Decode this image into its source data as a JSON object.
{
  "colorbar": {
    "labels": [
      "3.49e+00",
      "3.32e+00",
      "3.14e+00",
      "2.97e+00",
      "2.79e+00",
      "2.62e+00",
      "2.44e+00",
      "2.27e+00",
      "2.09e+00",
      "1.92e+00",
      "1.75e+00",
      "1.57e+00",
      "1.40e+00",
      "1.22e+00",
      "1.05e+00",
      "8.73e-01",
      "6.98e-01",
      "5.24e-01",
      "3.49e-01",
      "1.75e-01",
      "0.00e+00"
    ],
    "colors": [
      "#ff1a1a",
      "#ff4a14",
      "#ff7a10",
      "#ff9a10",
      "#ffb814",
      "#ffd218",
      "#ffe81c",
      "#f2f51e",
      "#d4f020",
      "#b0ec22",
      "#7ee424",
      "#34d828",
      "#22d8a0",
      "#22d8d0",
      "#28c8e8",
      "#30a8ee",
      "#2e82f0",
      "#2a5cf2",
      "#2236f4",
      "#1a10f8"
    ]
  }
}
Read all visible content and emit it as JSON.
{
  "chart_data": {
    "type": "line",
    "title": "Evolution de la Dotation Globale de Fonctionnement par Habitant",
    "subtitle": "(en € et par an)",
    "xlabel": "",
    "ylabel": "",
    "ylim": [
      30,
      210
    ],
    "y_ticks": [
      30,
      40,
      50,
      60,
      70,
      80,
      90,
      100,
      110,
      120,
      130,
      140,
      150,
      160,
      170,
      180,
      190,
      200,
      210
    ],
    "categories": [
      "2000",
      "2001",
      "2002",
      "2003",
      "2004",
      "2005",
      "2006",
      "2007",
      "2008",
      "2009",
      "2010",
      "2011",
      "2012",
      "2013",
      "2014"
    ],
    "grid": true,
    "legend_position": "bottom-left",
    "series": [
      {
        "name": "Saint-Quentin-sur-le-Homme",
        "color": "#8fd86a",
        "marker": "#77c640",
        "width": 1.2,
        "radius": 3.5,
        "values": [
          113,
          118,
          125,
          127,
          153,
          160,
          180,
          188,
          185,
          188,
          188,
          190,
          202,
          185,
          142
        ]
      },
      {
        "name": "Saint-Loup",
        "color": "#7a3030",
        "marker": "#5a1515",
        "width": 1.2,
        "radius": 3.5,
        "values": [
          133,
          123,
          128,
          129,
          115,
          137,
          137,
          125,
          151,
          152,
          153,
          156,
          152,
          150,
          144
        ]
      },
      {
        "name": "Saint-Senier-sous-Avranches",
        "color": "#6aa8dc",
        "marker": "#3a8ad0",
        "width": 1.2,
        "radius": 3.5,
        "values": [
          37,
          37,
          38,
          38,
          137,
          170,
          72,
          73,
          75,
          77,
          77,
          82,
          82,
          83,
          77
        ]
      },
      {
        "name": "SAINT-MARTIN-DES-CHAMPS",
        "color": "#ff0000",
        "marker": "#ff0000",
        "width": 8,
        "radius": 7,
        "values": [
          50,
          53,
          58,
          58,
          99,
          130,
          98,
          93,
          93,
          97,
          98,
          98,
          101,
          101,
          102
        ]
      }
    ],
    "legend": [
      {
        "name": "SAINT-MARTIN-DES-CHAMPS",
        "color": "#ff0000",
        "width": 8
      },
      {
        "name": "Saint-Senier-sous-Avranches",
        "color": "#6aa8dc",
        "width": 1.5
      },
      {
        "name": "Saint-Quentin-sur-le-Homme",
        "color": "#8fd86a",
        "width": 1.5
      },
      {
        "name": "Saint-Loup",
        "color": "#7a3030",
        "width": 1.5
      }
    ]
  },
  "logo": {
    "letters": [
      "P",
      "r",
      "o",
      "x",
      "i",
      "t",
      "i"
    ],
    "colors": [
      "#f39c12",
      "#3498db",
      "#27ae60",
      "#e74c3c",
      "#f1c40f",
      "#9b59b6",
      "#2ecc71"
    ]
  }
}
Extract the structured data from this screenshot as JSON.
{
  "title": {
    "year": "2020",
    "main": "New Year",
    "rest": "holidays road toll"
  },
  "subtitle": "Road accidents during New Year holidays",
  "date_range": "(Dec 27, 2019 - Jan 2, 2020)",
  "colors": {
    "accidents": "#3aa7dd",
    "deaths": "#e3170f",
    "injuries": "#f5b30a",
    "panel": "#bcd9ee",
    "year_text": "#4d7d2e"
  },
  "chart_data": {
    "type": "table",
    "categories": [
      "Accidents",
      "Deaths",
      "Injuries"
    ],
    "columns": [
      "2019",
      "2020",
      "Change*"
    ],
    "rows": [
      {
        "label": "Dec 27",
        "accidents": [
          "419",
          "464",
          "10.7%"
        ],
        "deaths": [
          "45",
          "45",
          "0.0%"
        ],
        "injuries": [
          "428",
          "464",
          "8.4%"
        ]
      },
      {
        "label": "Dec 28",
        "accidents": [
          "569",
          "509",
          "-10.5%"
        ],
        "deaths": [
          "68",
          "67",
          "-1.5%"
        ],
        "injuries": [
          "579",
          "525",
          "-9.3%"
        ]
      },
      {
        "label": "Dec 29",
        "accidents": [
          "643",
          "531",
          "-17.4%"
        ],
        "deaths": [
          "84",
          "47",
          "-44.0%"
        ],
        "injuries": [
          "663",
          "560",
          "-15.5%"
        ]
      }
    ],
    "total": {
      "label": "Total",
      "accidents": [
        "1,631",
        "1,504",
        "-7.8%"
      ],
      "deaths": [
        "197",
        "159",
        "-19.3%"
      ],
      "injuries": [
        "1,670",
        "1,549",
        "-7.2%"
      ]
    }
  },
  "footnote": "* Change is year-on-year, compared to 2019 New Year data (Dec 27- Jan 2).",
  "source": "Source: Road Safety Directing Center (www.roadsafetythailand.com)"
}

● STATED EXERCISE
Please return the data above exactly as given.

● RESPONSE TO THIS EXERCISE
Decode this image into its source data as a JSON object.
{
  "colorbar": {
    "labels": [
      "3.49e+00",
      "3.32e+00",
      "3.14e+00",
      "2.97e+00",
      "2.79e+00",
      "2.62e+00",
      "2.44e+00",
      "2.27e+00",
      "2.09e+00",
      "1.92e+00",
      "1.75e+00",
      "1.57e+00",
      "1.40e+00",
      "1.22e+00",
      "1.05e+00",
      "8.73e-01",
      "6.98e-01",
      "5.24e-01",
      "3.49e-01",
      "1.75e-01",
      "0.00e+00"
    ],
    "colors": [
      "#ff1a1a",
      "#ff4a14",
      "#ff7a10",
      "#ff9a10",
      "#ffb814",
      "#ffd218",
      "#ffe81c",
      "#f2f51e",
      "#d4f020",
      "#b0ec22",
      "#7ee424",
      "#34d828",
      "#22d8a0",
      "#22d8d0",
      "#28c8e8",
      "#30a8ee",
      "#2e82f0",
      "#2a5cf2",
      "#2236f4",
      "#1a10f8"
    ]
  }
}
Read all visible content and emit it as JSON.
{
  "chart_data": {
    "type": "line",
    "title": "Evolution de la Dotation Globale de Fonctionnement par Habitant",
    "subtitle": "(en € et par an)",
    "xlabel": "",
    "ylabel": "",
    "ylim": [
      30,
      210
    ],
    "y_ticks": [
      30,
      40,
      50,
      60,
      70,
      80,
      90,
      100,
      110,
      120,
      130,
      140,
      150,
      160,
      170,
      180,
      190,
      200,
      210
    ],
    "categories": [
      "2000",
      "2001",
      "2002",
      "2003",
      "2004",
      "2005",
      "2006",
      "2007",
      "2008",
      "2009",
      "2010",
      "2011",
      "2012",
      "2013",
      "2014"
    ],
    "grid": true,
    "legend_position": "bottom-left",
    "series": [
      {
        "name": "Saint-Quentin-sur-le-Homme",
        "color": "#8fd86a",
        "marker": "#77c640",
        "width": 1.2,
        "radius": 3.5,
        "values": [
          113,
          118,
          125,
          127,
          153,
          160,
          180,
          188,
          185,
          188,
          188,
          190,
          202,
          185,
          142
        ]
      },
      {
        "name": "Saint-Loup",
        "color": "#7a3030",
        "marker": "#5a1515",
        "width": 1.2,
        "radius": 3.5,
        "values": [
          133,
          123,
          128,
          129,
          115,
          137,
          137,
          125,
          151,
          152,
          153,
          156,
          152,
          150,
          144
        ]
      },
      {
        "name": "Saint-Senier-sous-Avranches",
        "color": "#6aa8dc",
        "marker": "#3a8ad0",
        "width": 1.2,
        "radius": 3.5,
        "values": [
          37,
          37,
          38,
          38,
          137,
          170,
          72,
          73,
          75,
          77,
          77,
          82,
          82,
          83,
          77
        ]
      },
      {
        "name": "SAINT-MARTIN-DES-CHAMPS",
        "color": "#ff0000",
        "marker": "#ff0000",
        "width": 8,
        "radius": 7,
        "values": [
          50,
          53,
          58,
          58,
          99,
          130,
          98,
          93,
          93,
          97,
          98,
          98,
          101,
          101,
          102
        ]
      }
    ],
    "legend": [
      {
        "name": "SAINT-MARTIN-DES-CHAMPS",
        "color": "#ff0000",
        "width": 8
      },
      {
        "name": "Saint-Senier-sous-Avranches",
        "color": "#6aa8dc",
        "width": 1.5
      },
      {
        "name": "Saint-Quentin-sur-le-Homme",
        "color": "#8fd86a",
        "width": 1.5
      },
      {
        "name": "Saint-Loup",
        "color": "#7a3030",
        "width": 1.5
      }
    ]
  },
  "logo": {
    "letters": [
      "P",
      "r",
      "o",
      "x",
      "i",
      "t",
      "i"
    ],
    "colors": [
      "#f39c12",
      "#3498db",
      "#27ae60",
      "#e74c3c",
      "#f1c40f",
      "#9b59b6",
      "#2ecc71"
    ]
  }
}
Extract the structured data from this screenshot as JSON.
{
  "title": {
    "year": "2020",
    "main": "New Year",
    "rest": "holidays road toll"
  },
  "subtitle": "Road accidents during New Year holidays",
  "date_range": "(Dec 27, 2019 - Jan 2, 2020)",
  "colors": {
    "accidents": "#3aa7dd",
    "deaths": "#e3170f",
    "injuries": "#f5b30a",
    "panel": "#bcd9ee",
    "year_text": "#4d7d2e"
  },
  "chart_data": {
    "type": "table",
    "categories": [
      "Accidents",
      "Deaths",
      "Injuries"
    ],
    "columns": [
      "2019",
      "2020",
      "Change*"
    ],
    "rows": [
      {
        "label": "Dec 27",
        "accidents": [
          "419",
          "464",
          "10.7%"
        ],
        "deaths": [
          "45",
          "45",
          "0.0%"
        ],
        "injuries": [
          "428",
          "464",
          "8.4%"
        ]
      },
      {
        "label": "Dec 28",
        "accidents": [
          "569",
          "509",
          "-10.5%"
        ],
        "deaths": [
          "68",
          "67",
          "-1.5%"
        ],
        "injuries": [
          "579",
          "525",
          "-9.3%"
        ]
      },
      {
        "label": "Dec 29",
        "accidents": [
          "643",
          "531",
          "-17.4%"
        ],
        "deaths": [
          "84",
          "47",
          "-44.0%"
        ],
        "injuries": [
          "663",
          "560",
          "-15.5%"
        ]
      }
    ],
    "total": {
      "label": "Total",
      "accidents": [
        "1,631",
        "1,504",
        "-7.8%"
      ],
      "deaths": [
        "197",
        "159",
        "-19.3%"
      ],
      "injuries": [
        "1,670",
        "1,549",
        "-7.2%"
      ]
    }
  },
  "footnote": "* Change is year-on-year, compared to 2019 New Year data (Dec 27- Jan 2).",
  "source": "Source: Road Safety Directing Center (www.roadsafetythailand.com)"
}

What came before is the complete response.